begin Provided entries

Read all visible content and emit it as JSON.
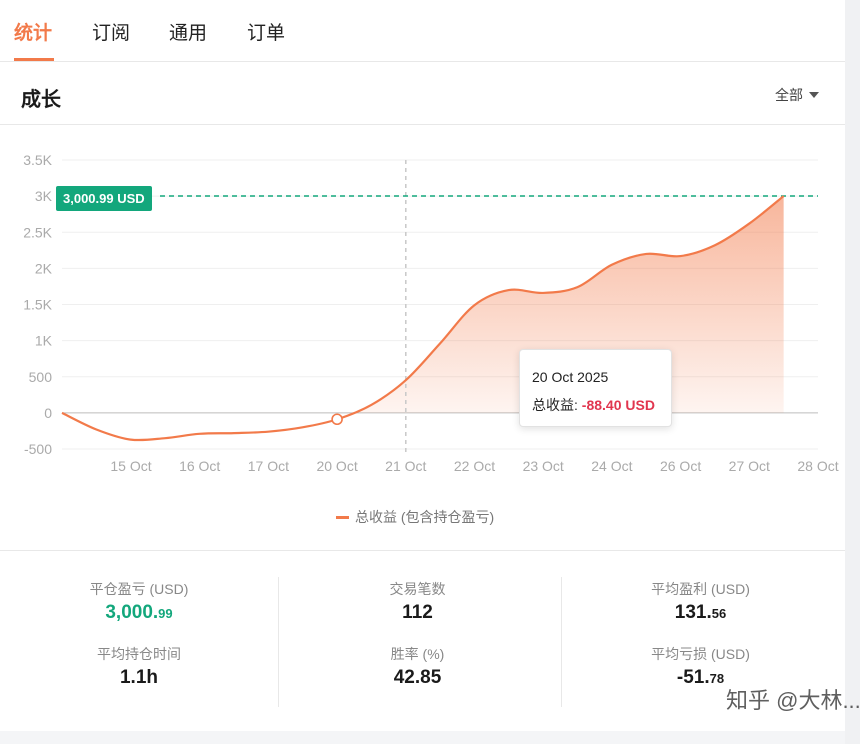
{
  "tabs": [
    {
      "label": "统计",
      "active": true
    },
    {
      "label": "订阅",
      "active": false
    },
    {
      "label": "通用",
      "active": false
    },
    {
      "label": "订单",
      "active": false
    }
  ],
  "section": {
    "title": "成长",
    "range_label": "全部"
  },
  "chart_data": {
    "type": "area",
    "y_ticks": [
      "3.5K",
      "3K",
      "2.5K",
      "2K",
      "1.5K",
      "1K",
      "500",
      "0",
      "-500"
    ],
    "y_tick_values": [
      3500,
      3000,
      2500,
      2000,
      1500,
      1000,
      500,
      0,
      -500
    ],
    "ylim": [
      -500,
      3500
    ],
    "x_ticks": [
      "15 Oct",
      "16 Oct",
      "17 Oct",
      "20 Oct",
      "21 Oct",
      "22 Oct",
      "23 Oct",
      "24 Oct",
      "26 Oct",
      "27 Oct",
      "28 Oct"
    ],
    "series": [
      {
        "name": "总收益 (包含持仓盈亏)",
        "color": "#f27a4a",
        "x": [
          0,
          0.5,
          1.0,
          1.5,
          2.0,
          2.5,
          3.0,
          3.5,
          4.0,
          4.5,
          5.0,
          5.5,
          6.0,
          6.5,
          7.0,
          7.5,
          8.0,
          8.5,
          9.0,
          9.5,
          10.0,
          10.5,
          11.0
        ],
        "values": [
          0,
          -230,
          -370,
          -350,
          -290,
          -280,
          -260,
          -200,
          -90,
          110,
          450,
          960,
          1490,
          1700,
          1660,
          1740,
          2050,
          2200,
          2170,
          2320,
          2620,
          3000.99,
          3000.99
        ]
      }
    ],
    "reference_line": {
      "value": 3000.99,
      "label": "3,000.99 USD",
      "color": "#13a77c"
    },
    "crosshair_x_label": "21 Oct",
    "highlight": {
      "x_label": "20 Oct",
      "value": -88.4
    },
    "grid": true,
    "legend_position": "bottom"
  },
  "tooltip": {
    "date": "20 Oct 2025",
    "label": "总收益:",
    "value": "-88.40 USD"
  },
  "price_tag": "3,000.99 USD",
  "legend_label": "总收益 (包含持仓盈亏)",
  "stats": {
    "closed_pnl": {
      "label": "平仓盈亏 (USD)",
      "main": "3,000.",
      "decimals": "99"
    },
    "trade_count": {
      "label": "交易笔数",
      "value": "112"
    },
    "avg_profit": {
      "label": "平均盈利 (USD)",
      "main": "131.",
      "decimals": "56"
    },
    "avg_hold_time": {
      "label": "平均持仓时间",
      "value": "1.1h"
    },
    "win_rate": {
      "label": "胜率 (%)",
      "value": "42.85"
    },
    "avg_loss": {
      "label": "平均亏损 (USD)",
      "main": "-51.",
      "decimals": "78"
    }
  },
  "watermark": "知乎 @大林..."
}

end Provided entries

### Task goal
Restate the full listing verbatim and drop every picture.

### Reply to the exercise
Read all visible content and emit it as JSON.
{
  "tabs": [
    {
      "label": "统计",
      "active": true
    },
    {
      "label": "订阅",
      "active": false
    },
    {
      "label": "通用",
      "active": false
    },
    {
      "label": "订单",
      "active": false
    }
  ],
  "section": {
    "title": "成长",
    "range_label": "全部"
  },
  "chart_data": {
    "type": "area",
    "y_ticks": [
      "3.5K",
      "3K",
      "2.5K",
      "2K",
      "1.5K",
      "1K",
      "500",
      "0",
      "-500"
    ],
    "y_tick_values": [
      3500,
      3000,
      2500,
      2000,
      1500,
      1000,
      500,
      0,
      -500
    ],
    "ylim": [
      -500,
      3500
    ],
    "x_ticks": [
      "15 Oct",
      "16 Oct",
      "17 Oct",
      "20 Oct",
      "21 Oct",
      "22 Oct",
      "23 Oct",
      "24 Oct",
      "26 Oct",
      "27 Oct",
      "28 Oct"
    ],
    "series": [
      {
        "name": "总收益 (包含持仓盈亏)",
        "color": "#f27a4a",
        "x": [
          0,
          0.5,
          1.0,
          1.5,
          2.0,
          2.5,
          3.0,
          3.5,
          4.0,
          4.5,
          5.0,
          5.5,
          6.0,
          6.5,
          7.0,
          7.5,
          8.0,
          8.5,
          9.0,
          9.5,
          10.0,
          10.5,
          11.0
        ],
        "values": [
          0,
          -230,
          -370,
          -350,
          -290,
          -280,
          -260,
          -200,
          -90,
          110,
          450,
          960,
          1490,
          1700,
          1660,
          1740,
          2050,
          2200,
          2170,
          2320,
          2620,
          3000.99,
          3000.99
        ]
      }
    ],
    "reference_line": {
      "value": 3000.99,
      "label": "3,000.99 USD",
      "color": "#13a77c"
    },
    "crosshair_x_label": "21 Oct",
    "highlight": {
      "x_label": "20 Oct",
      "value": -88.4
    },
    "grid": true,
    "legend_position": "bottom"
  },
  "tooltip": {
    "date": "20 Oct 2025",
    "label": "总收益:",
    "value": "-88.40 USD"
  },
  "price_tag": "3,000.99 USD",
  "legend_label": "总收益 (包含持仓盈亏)",
  "stats": {
    "closed_pnl": {
      "label": "平仓盈亏 (USD)",
      "main": "3,000.",
      "decimals": "99"
    },
    "trade_count": {
      "label": "交易笔数",
      "value": "112"
    },
    "avg_profit": {
      "label": "平均盈利 (USD)",
      "main": "131.",
      "decimals": "56"
    },
    "avg_hold_time": {
      "label": "平均持仓时间",
      "value": "1.1h"
    },
    "win_rate": {
      "label": "胜率 (%)",
      "value": "42.85"
    },
    "avg_loss": {
      "label": "平均亏损 (USD)",
      "main": "-51.",
      "decimals": "78"
    }
  },
  "watermark": "知乎 @大林..."
}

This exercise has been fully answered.